# Set task
Give the material again in full, matching it exactly.

# Data supplied
☆ ☆ ☆ ☆

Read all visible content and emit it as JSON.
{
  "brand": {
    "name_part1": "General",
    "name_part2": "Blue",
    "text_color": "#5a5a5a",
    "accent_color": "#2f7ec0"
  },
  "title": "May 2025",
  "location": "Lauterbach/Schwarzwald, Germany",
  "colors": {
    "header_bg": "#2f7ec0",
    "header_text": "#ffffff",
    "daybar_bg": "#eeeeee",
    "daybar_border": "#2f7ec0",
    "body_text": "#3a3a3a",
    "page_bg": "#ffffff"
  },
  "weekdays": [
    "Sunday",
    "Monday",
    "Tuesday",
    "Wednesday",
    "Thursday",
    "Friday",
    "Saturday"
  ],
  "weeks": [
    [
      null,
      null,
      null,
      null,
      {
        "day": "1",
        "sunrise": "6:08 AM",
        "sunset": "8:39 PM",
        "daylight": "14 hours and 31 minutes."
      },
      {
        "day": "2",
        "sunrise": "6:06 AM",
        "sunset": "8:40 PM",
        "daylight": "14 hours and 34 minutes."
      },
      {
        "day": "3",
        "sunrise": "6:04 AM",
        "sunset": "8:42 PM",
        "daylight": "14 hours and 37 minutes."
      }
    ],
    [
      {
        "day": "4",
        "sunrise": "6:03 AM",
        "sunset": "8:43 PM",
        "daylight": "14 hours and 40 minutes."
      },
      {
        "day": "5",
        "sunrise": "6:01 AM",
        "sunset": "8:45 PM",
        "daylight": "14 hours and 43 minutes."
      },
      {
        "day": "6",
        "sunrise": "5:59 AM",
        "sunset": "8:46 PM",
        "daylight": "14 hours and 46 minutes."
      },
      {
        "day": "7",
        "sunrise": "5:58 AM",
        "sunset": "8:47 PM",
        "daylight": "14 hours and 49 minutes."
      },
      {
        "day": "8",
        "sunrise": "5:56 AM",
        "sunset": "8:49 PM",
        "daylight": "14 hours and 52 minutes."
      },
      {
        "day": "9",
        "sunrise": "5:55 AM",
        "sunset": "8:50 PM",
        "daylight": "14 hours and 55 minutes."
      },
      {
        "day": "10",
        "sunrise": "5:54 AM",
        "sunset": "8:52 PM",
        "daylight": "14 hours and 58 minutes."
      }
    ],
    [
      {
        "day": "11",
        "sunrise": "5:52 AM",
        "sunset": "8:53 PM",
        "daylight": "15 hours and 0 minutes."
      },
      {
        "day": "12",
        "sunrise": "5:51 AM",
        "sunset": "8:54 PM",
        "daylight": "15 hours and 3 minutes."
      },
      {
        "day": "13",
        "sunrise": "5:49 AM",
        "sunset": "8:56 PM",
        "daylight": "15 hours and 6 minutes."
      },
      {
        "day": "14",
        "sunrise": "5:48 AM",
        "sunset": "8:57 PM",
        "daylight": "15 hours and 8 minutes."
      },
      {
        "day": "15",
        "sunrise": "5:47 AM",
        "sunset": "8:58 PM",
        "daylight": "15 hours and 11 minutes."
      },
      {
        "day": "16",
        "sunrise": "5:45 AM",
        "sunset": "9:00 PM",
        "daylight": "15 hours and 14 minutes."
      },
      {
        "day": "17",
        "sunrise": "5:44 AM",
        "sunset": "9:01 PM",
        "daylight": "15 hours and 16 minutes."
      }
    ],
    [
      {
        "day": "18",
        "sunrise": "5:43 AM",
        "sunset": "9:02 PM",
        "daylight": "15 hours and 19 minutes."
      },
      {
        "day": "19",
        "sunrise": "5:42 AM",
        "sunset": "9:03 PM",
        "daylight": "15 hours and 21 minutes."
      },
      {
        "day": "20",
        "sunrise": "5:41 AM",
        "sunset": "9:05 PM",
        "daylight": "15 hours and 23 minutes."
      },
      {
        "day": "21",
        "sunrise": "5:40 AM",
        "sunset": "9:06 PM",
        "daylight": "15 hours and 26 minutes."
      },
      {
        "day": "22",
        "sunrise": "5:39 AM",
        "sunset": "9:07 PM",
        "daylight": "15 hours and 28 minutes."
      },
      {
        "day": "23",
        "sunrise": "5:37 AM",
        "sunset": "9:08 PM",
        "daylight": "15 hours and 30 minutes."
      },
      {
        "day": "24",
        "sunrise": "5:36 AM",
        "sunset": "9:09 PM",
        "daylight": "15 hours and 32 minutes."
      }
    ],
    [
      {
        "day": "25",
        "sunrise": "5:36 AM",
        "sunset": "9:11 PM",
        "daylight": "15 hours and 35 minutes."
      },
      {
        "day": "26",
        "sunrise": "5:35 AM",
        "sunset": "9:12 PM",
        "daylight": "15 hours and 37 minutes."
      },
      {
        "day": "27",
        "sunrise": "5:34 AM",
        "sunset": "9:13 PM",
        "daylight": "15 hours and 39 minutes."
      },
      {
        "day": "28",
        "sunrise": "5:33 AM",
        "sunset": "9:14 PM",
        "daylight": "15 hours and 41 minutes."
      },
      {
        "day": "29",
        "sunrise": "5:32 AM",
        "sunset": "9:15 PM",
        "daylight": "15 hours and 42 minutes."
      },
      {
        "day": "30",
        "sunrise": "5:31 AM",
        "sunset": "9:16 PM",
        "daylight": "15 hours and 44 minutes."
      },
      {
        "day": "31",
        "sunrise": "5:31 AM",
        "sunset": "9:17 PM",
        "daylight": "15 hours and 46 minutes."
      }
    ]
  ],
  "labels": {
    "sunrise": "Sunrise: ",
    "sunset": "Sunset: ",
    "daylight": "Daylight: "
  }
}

☆ ☆ ☆ ☆

# Solution for this task
Read all visible content and emit it as JSON.
{
  "brand": {
    "name_part1": "General",
    "name_part2": "Blue",
    "text_color": "#5a5a5a",
    "accent_color": "#2f7ec0"
  },
  "title": "May 2025",
  "location": "Lauterbach/Schwarzwald, Germany",
  "colors": {
    "header_bg": "#2f7ec0",
    "header_text": "#ffffff",
    "daybar_bg": "#eeeeee",
    "daybar_border": "#2f7ec0",
    "body_text": "#3a3a3a",
    "page_bg": "#ffffff"
  },
  "weekdays": [
    "Sunday",
    "Monday",
    "Tuesday",
    "Wednesday",
    "Thursday",
    "Friday",
    "Saturday"
  ],
  "weeks": [
    [
      null,
      null,
      null,
      null,
      {
        "day": "1",
        "sunrise": "6:08 AM",
        "sunset": "8:39 PM",
        "daylight": "14 hours and 31 minutes."
      },
      {
        "day": "2",
        "sunrise": "6:06 AM",
        "sunset": "8:40 PM",
        "daylight": "14 hours and 34 minutes."
      },
      {
        "day": "3",
        "sunrise": "6:04 AM",
        "sunset": "8:42 PM",
        "daylight": "14 hours and 37 minutes."
      }
    ],
    [
      {
        "day": "4",
        "sunrise": "6:03 AM",
        "sunset": "8:43 PM",
        "daylight": "14 hours and 40 minutes."
      },
      {
        "day": "5",
        "sunrise": "6:01 AM",
        "sunset": "8:45 PM",
        "daylight": "14 hours and 43 minutes."
      },
      {
        "day": "6",
        "sunrise": "5:59 AM",
        "sunset": "8:46 PM",
        "daylight": "14 hours and 46 minutes."
      },
      {
        "day": "7",
        "sunrise": "5:58 AM",
        "sunset": "8:47 PM",
        "daylight": "14 hours and 49 minutes."
      },
      {
        "day": "8",
        "sunrise": "5:56 AM",
        "sunset": "8:49 PM",
        "daylight": "14 hours and 52 minutes."
      },
      {
        "day": "9",
        "sunrise": "5:55 AM",
        "sunset": "8:50 PM",
        "daylight": "14 hours and 55 minutes."
      },
      {
        "day": "10",
        "sunrise": "5:54 AM",
        "sunset": "8:52 PM",
        "daylight": "14 hours and 58 minutes."
      }
    ],
    [
      {
        "day": "11",
        "sunrise": "5:52 AM",
        "sunset": "8:53 PM",
        "daylight": "15 hours and 0 minutes."
      },
      {
        "day": "12",
        "sunrise": "5:51 AM",
        "sunset": "8:54 PM",
        "daylight": "15 hours and 3 minutes."
      },
      {
        "day": "13",
        "sunrise": "5:49 AM",
        "sunset": "8:56 PM",
        "daylight": "15 hours and 6 minutes."
      },
      {
        "day": "14",
        "sunrise": "5:48 AM",
        "sunset": "8:57 PM",
        "daylight": "15 hours and 8 minutes."
      },
      {
        "day": "15",
        "sunrise": "5:47 AM",
        "sunset": "8:58 PM",
        "daylight": "15 hours and 11 minutes."
      },
      {
        "day": "16",
        "sunrise": "5:45 AM",
        "sunset": "9:00 PM",
        "daylight": "15 hours and 14 minutes."
      },
      {
        "day": "17",
        "sunrise": "5:44 AM",
        "sunset": "9:01 PM",
        "daylight": "15 hours and 16 minutes."
      }
    ],
    [
      {
        "day": "18",
        "sunrise": "5:43 AM",
        "sunset": "9:02 PM",
        "daylight": "15 hours and 19 minutes."
      },
      {
        "day": "19",
        "sunrise": "5:42 AM",
        "sunset": "9:03 PM",
        "daylight": "15 hours and 21 minutes."
      },
      {
        "day": "20",
        "sunrise": "5:41 AM",
        "sunset": "9:05 PM",
        "daylight": "15 hours and 23 minutes."
      },
      {
        "day": "21",
        "sunrise": "5:40 AM",
        "sunset": "9:06 PM",
        "daylight": "15 hours and 26 minutes."
      },
      {
        "day": "22",
        "sunrise": "5:39 AM",
        "sunset": "9:07 PM",
        "daylight": "15 hours and 28 minutes."
      },
      {
        "day": "23",
        "sunrise": "5:37 AM",
        "sunset": "9:08 PM",
        "daylight": "15 hours and 30 minutes."
      },
      {
        "day": "24",
        "sunrise": "5:36 AM",
        "sunset": "9:09 PM",
        "daylight": "15 hours and 32 minutes."
      }
    ],
    [
      {
        "day": "25",
        "sunrise": "5:36 AM",
        "sunset": "9:11 PM",
        "daylight": "15 hours and 35 minutes."
      },
      {
        "day": "26",
        "sunrise": "5:35 AM",
        "sunset": "9:12 PM",
        "daylight": "15 hours and 37 minutes."
      },
      {
        "day": "27",
        "sunrise": "5:34 AM",
        "sunset": "9:13 PM",
        "daylight": "15 hours and 39 minutes."
      },
      {
        "day": "28",
        "sunrise": "5:33 AM",
        "sunset": "9:14 PM",
        "daylight": "15 hours and 41 minutes."
      },
      {
        "day": "29",
        "sunrise": "5:32 AM",
        "sunset": "9:15 PM",
        "daylight": "15 hours and 42 minutes."
      },
      {
        "day": "30",
        "sunrise": "5:31 AM",
        "sunset": "9:16 PM",
        "daylight": "15 hours and 44 minutes."
      },
      {
        "day": "31",
        "sunrise": "5:31 AM",
        "sunset": "9:17 PM",
        "daylight": "15 hours and 46 minutes."
      }
    ]
  ],
  "labels": {
    "sunrise": "Sunrise: ",
    "sunset": "Sunset: ",
    "daylight": "Daylight: "
  }
}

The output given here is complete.